Stored entries:
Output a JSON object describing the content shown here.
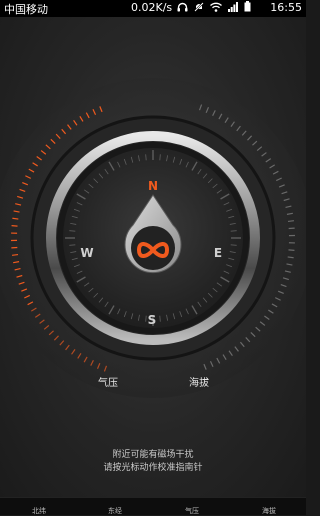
{
  "status_bar": {
    "carrier": "中国移动",
    "net_speed": "0.02K/s",
    "time": "16:55",
    "icons": [
      "headphones-icon",
      "mute-icon",
      "wifi-icon",
      "signal-icon",
      "battery-icon"
    ]
  },
  "compass": {
    "directions": {
      "north": "N",
      "east": "E",
      "south": "S",
      "west": "W"
    },
    "center_icon": "infinity-icon",
    "accent_color": "#f05a1e"
  },
  "gauges": {
    "pressure_label": "气压",
    "altitude_label": "海拔"
  },
  "hint": {
    "line1": "附近可能有磁场干扰",
    "line2": "请按光标动作校准指南针"
  },
  "bottom_tabs": [
    "北纬",
    "东经",
    "气压",
    "海拔"
  ]
}
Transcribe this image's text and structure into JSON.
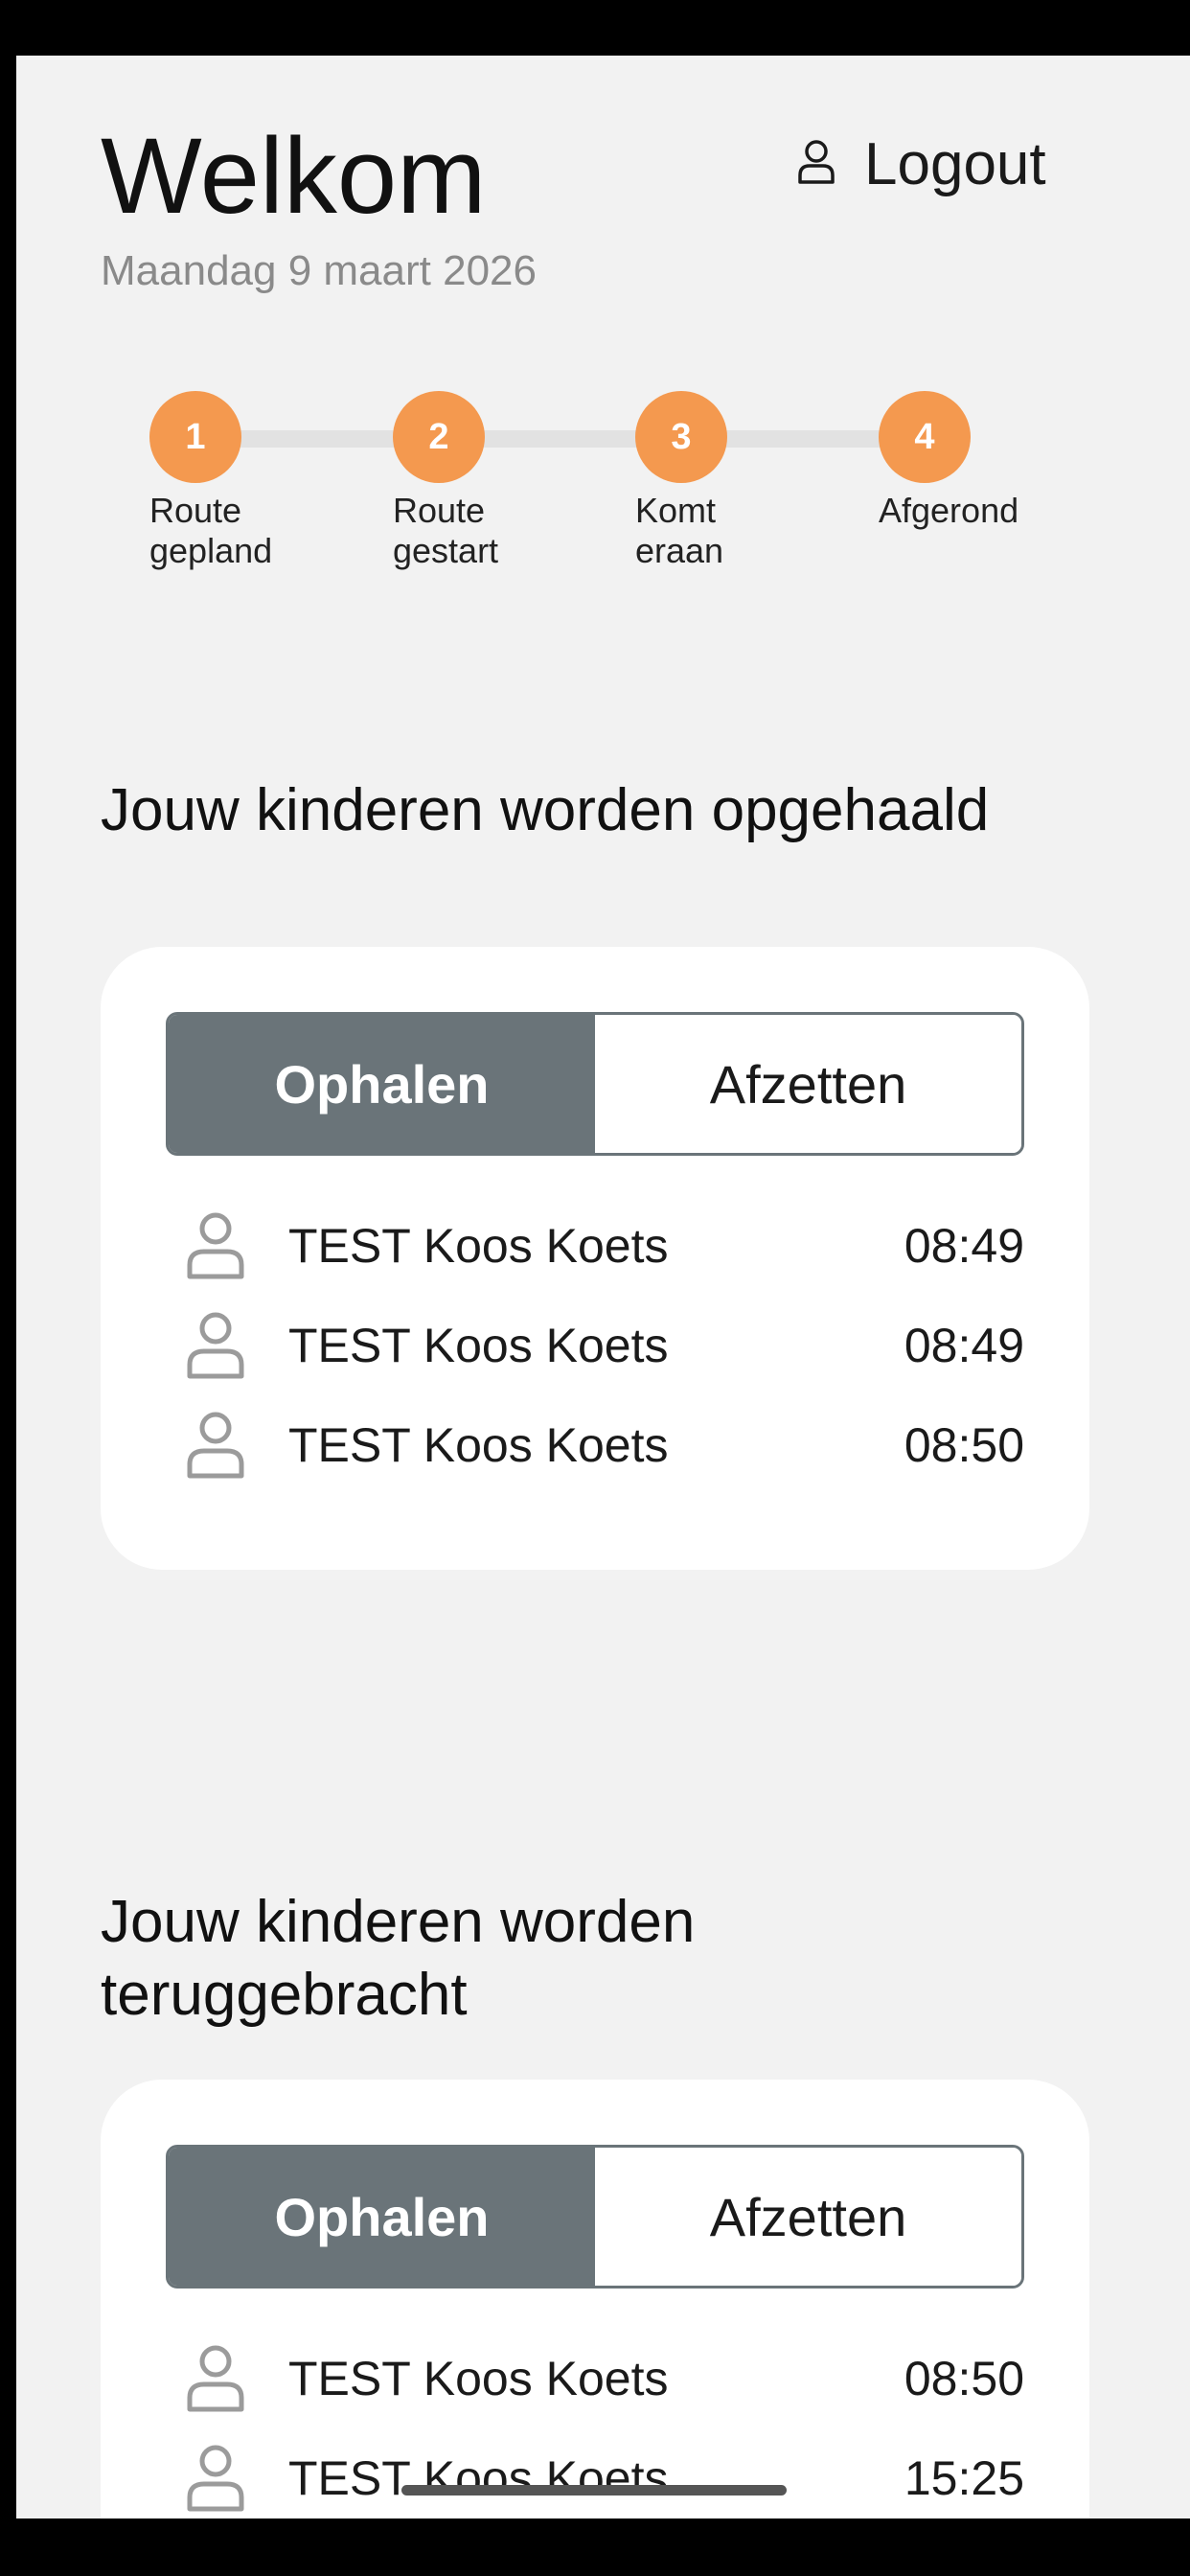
{
  "header": {
    "title": "Welkom",
    "date": "Maandag 9 maart 2026",
    "logout_label": "Logout",
    "logout_icon": "user-outline-icon"
  },
  "steps": [
    {
      "number": "1",
      "label": "Route\ngepland"
    },
    {
      "number": "2",
      "label": "Route\ngestart"
    },
    {
      "number": "3",
      "label": "Komt\neraan"
    },
    {
      "number": "4",
      "label": "Afgerond"
    }
  ],
  "sections": [
    {
      "heading": "Jouw kinderen worden opgehaald",
      "tabs": {
        "active": "Ophalen",
        "inactive": "Afzetten"
      },
      "children": [
        {
          "name": "TEST Koos Koets",
          "time": "08:49"
        },
        {
          "name": "TEST Koos Koets",
          "time": "08:49"
        },
        {
          "name": "TEST Koos Koets",
          "time": "08:50"
        }
      ]
    },
    {
      "heading": "Jouw kinderen worden teruggebracht",
      "tabs": {
        "active": "Ophalen",
        "inactive": "Afzetten"
      },
      "children": [
        {
          "name": "TEST Koos Koets",
          "time": "08:50"
        },
        {
          "name": "TEST Koos Koets",
          "time": "15:25"
        }
      ]
    }
  ],
  "colors": {
    "accent": "#f4994f",
    "segment_active": "#6a7479",
    "background": "#f2f2f2",
    "card": "#ffffff"
  }
}
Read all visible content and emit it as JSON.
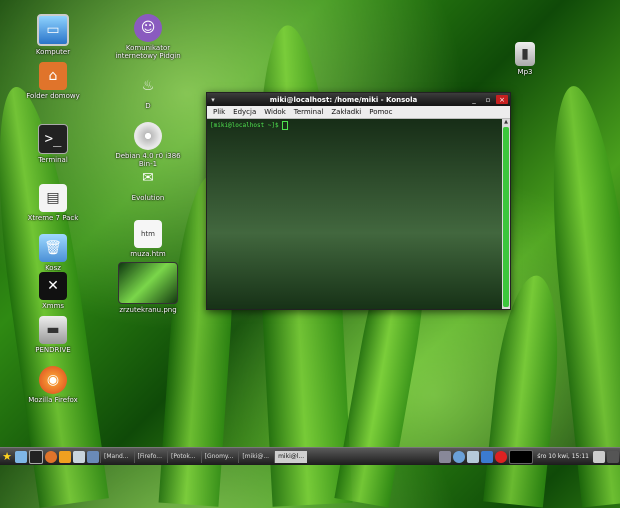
{
  "desktop": {
    "icons": [
      {
        "label": "Komputer"
      },
      {
        "label": "Folder domowy"
      },
      {
        "label": "Terminal"
      },
      {
        "label": "Xtreme 7 Pack"
      },
      {
        "label": "Kosz"
      },
      {
        "label": "Xmms"
      },
      {
        "label": "PENDRIVE"
      },
      {
        "label": "Mozilla Firefox"
      },
      {
        "label": "Komunikator internetowy Pidgin"
      },
      {
        "label": "D"
      },
      {
        "label": "Debian 4.0 r0 i386 Bin-1"
      },
      {
        "label": "Evolution"
      },
      {
        "label": "muza.htm"
      },
      {
        "label": "zrzutekranu.png"
      },
      {
        "label": "Mp3"
      }
    ]
  },
  "konsole": {
    "title": "miki@localhost: /home/miki - Konsola",
    "menu": [
      "Plik",
      "Edycja",
      "Widok",
      "Terminal",
      "Zakładki",
      "Pomoc"
    ],
    "prompt": "[miki@localhost ~]$ "
  },
  "taskbar": {
    "tasks": [
      {
        "label": "[Mand..."
      },
      {
        "label": "[Firefo..."
      },
      {
        "label": "[Potok..."
      },
      {
        "label": "[Gnomy..."
      },
      {
        "label": "[miki@..."
      },
      {
        "label": "miki@l..."
      }
    ],
    "clock": "śro 10 kwi, 15:11"
  }
}
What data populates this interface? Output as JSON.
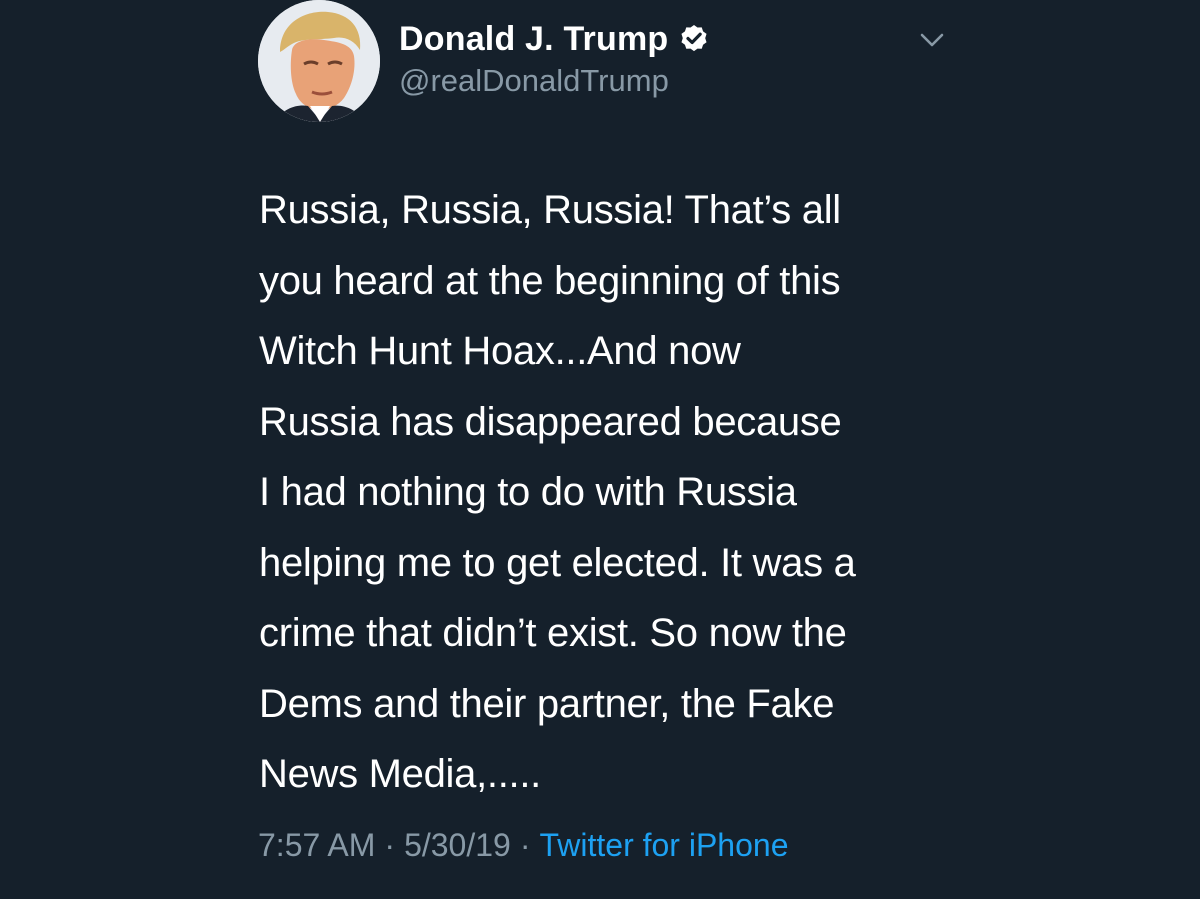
{
  "author": {
    "display_name": "Donald J. Trump",
    "handle": "@realDonaldTrump",
    "verified": true,
    "avatar_icon": "profile-photo"
  },
  "menu": {
    "icon": "chevron-down-icon"
  },
  "tweet": {
    "lines": [
      "Russia, Russia, Russia! That’s all",
      "you heard at the beginning of this",
      "Witch Hunt Hoax...And now",
      "Russia has disappeared because",
      "I had nothing to do with Russia",
      "helping me to get elected. It was a",
      "crime that didn’t exist. So now the",
      "Dems and their partner, the Fake",
      "News Media,....."
    ]
  },
  "meta": {
    "time": "7:57 AM",
    "date": "5/30/19",
    "separator": "·",
    "source": "Twitter for iPhone"
  },
  "colors": {
    "background": "#15202b",
    "primary_text": "#ffffff",
    "secondary_text": "#8899a6",
    "link": "#1da1f2"
  }
}
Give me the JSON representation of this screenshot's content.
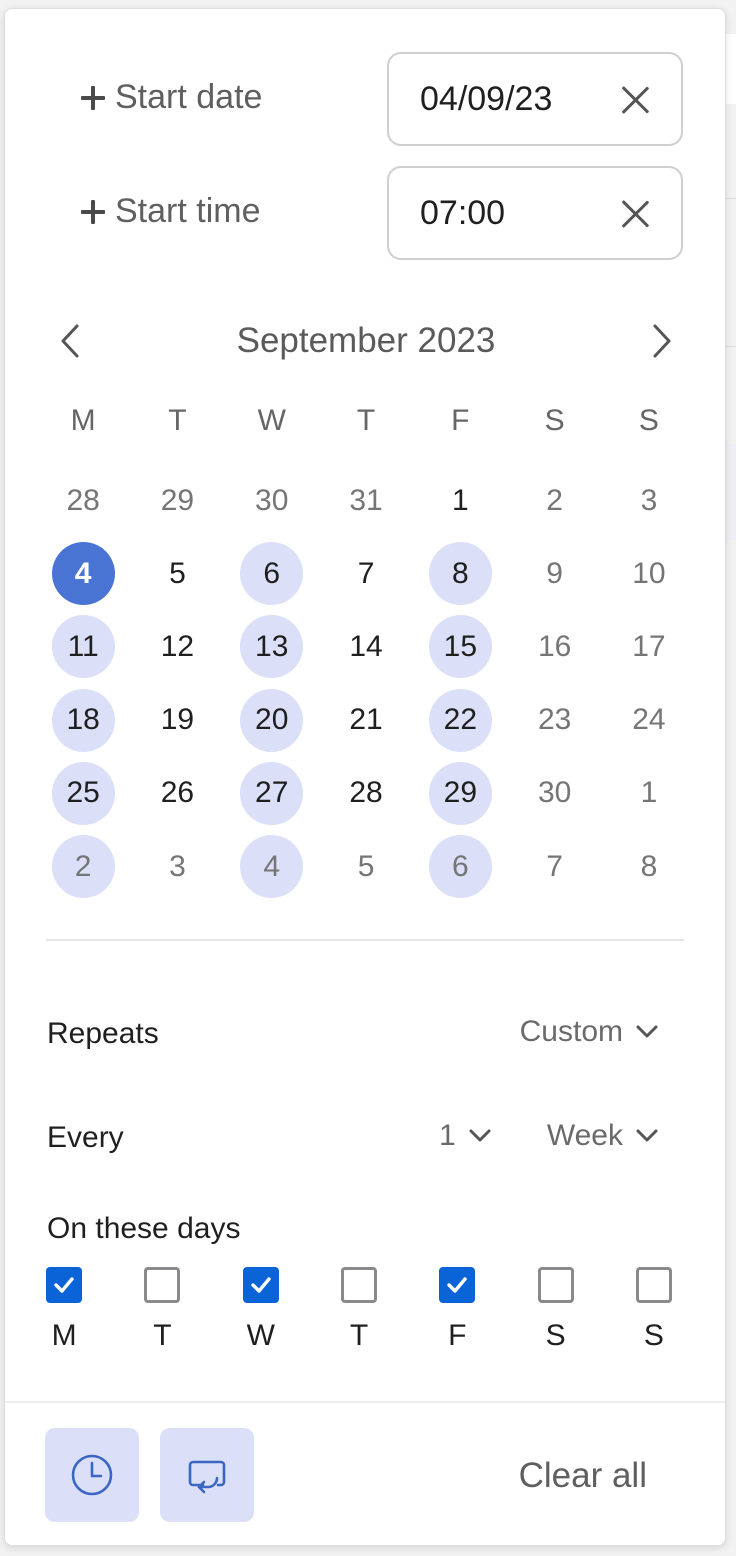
{
  "start_date": {
    "label": "Start date",
    "value": "04/09/23"
  },
  "start_time": {
    "label": "Start time",
    "value": "07:00"
  },
  "calendar": {
    "month_title": "September 2023",
    "weekdays": [
      "M",
      "T",
      "W",
      "T",
      "F",
      "S",
      "S"
    ],
    "days": [
      {
        "d": "28",
        "muted": true,
        "hl": false,
        "sel": false
      },
      {
        "d": "29",
        "muted": true,
        "hl": false,
        "sel": false
      },
      {
        "d": "30",
        "muted": true,
        "hl": false,
        "sel": false
      },
      {
        "d": "31",
        "muted": true,
        "hl": false,
        "sel": false
      },
      {
        "d": "1",
        "muted": false,
        "hl": false,
        "sel": false
      },
      {
        "d": "2",
        "muted": true,
        "hl": false,
        "sel": false
      },
      {
        "d": "3",
        "muted": true,
        "hl": false,
        "sel": false
      },
      {
        "d": "4",
        "muted": false,
        "hl": false,
        "sel": true
      },
      {
        "d": "5",
        "muted": false,
        "hl": false,
        "sel": false
      },
      {
        "d": "6",
        "muted": false,
        "hl": true,
        "sel": false
      },
      {
        "d": "7",
        "muted": false,
        "hl": false,
        "sel": false
      },
      {
        "d": "8",
        "muted": false,
        "hl": true,
        "sel": false
      },
      {
        "d": "9",
        "muted": true,
        "hl": false,
        "sel": false
      },
      {
        "d": "10",
        "muted": true,
        "hl": false,
        "sel": false
      },
      {
        "d": "11",
        "muted": false,
        "hl": true,
        "sel": false
      },
      {
        "d": "12",
        "muted": false,
        "hl": false,
        "sel": false
      },
      {
        "d": "13",
        "muted": false,
        "hl": true,
        "sel": false
      },
      {
        "d": "14",
        "muted": false,
        "hl": false,
        "sel": false
      },
      {
        "d": "15",
        "muted": false,
        "hl": true,
        "sel": false
      },
      {
        "d": "16",
        "muted": true,
        "hl": false,
        "sel": false
      },
      {
        "d": "17",
        "muted": true,
        "hl": false,
        "sel": false
      },
      {
        "d": "18",
        "muted": false,
        "hl": true,
        "sel": false
      },
      {
        "d": "19",
        "muted": false,
        "hl": false,
        "sel": false
      },
      {
        "d": "20",
        "muted": false,
        "hl": true,
        "sel": false
      },
      {
        "d": "21",
        "muted": false,
        "hl": false,
        "sel": false
      },
      {
        "d": "22",
        "muted": false,
        "hl": true,
        "sel": false
      },
      {
        "d": "23",
        "muted": true,
        "hl": false,
        "sel": false
      },
      {
        "d": "24",
        "muted": true,
        "hl": false,
        "sel": false
      },
      {
        "d": "25",
        "muted": false,
        "hl": true,
        "sel": false
      },
      {
        "d": "26",
        "muted": false,
        "hl": false,
        "sel": false
      },
      {
        "d": "27",
        "muted": false,
        "hl": true,
        "sel": false
      },
      {
        "d": "28",
        "muted": false,
        "hl": false,
        "sel": false
      },
      {
        "d": "29",
        "muted": false,
        "hl": true,
        "sel": false
      },
      {
        "d": "30",
        "muted": true,
        "hl": false,
        "sel": false
      },
      {
        "d": "1",
        "muted": true,
        "hl": false,
        "sel": false
      },
      {
        "d": "2",
        "muted": true,
        "hl": true,
        "sel": false
      },
      {
        "d": "3",
        "muted": true,
        "hl": false,
        "sel": false
      },
      {
        "d": "4",
        "muted": true,
        "hl": true,
        "sel": false
      },
      {
        "d": "5",
        "muted": true,
        "hl": false,
        "sel": false
      },
      {
        "d": "6",
        "muted": true,
        "hl": true,
        "sel": false
      },
      {
        "d": "7",
        "muted": true,
        "hl": false,
        "sel": false
      },
      {
        "d": "8",
        "muted": true,
        "hl": false,
        "sel": false
      }
    ]
  },
  "repeat": {
    "repeats_label": "Repeats",
    "repeats_value": "Custom",
    "every_label": "Every",
    "every_count": "1",
    "every_unit": "Week"
  },
  "on_days": {
    "label": "On these days",
    "days": [
      {
        "d": "M",
        "checked": true
      },
      {
        "d": "T",
        "checked": false
      },
      {
        "d": "W",
        "checked": true
      },
      {
        "d": "T",
        "checked": false
      },
      {
        "d": "F",
        "checked": true
      },
      {
        "d": "S",
        "checked": false
      },
      {
        "d": "S",
        "checked": false
      }
    ]
  },
  "footer": {
    "clear_all": "Clear all"
  },
  "colors": {
    "accent": "#4a74d4",
    "highlight": "#dbdff7",
    "checkbox_on": "#0b63d8"
  },
  "icons": {
    "clock_button": "clock-icon",
    "repeat_button": "repeat-screen-icon"
  }
}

• The problem: All lines of the data above that include the word "localhost" must be shown.

• Completed exercise:
    "title": "miki@localhost: /home/miki - Konsola",
    "prompt": "[miki@localhost ~]$ "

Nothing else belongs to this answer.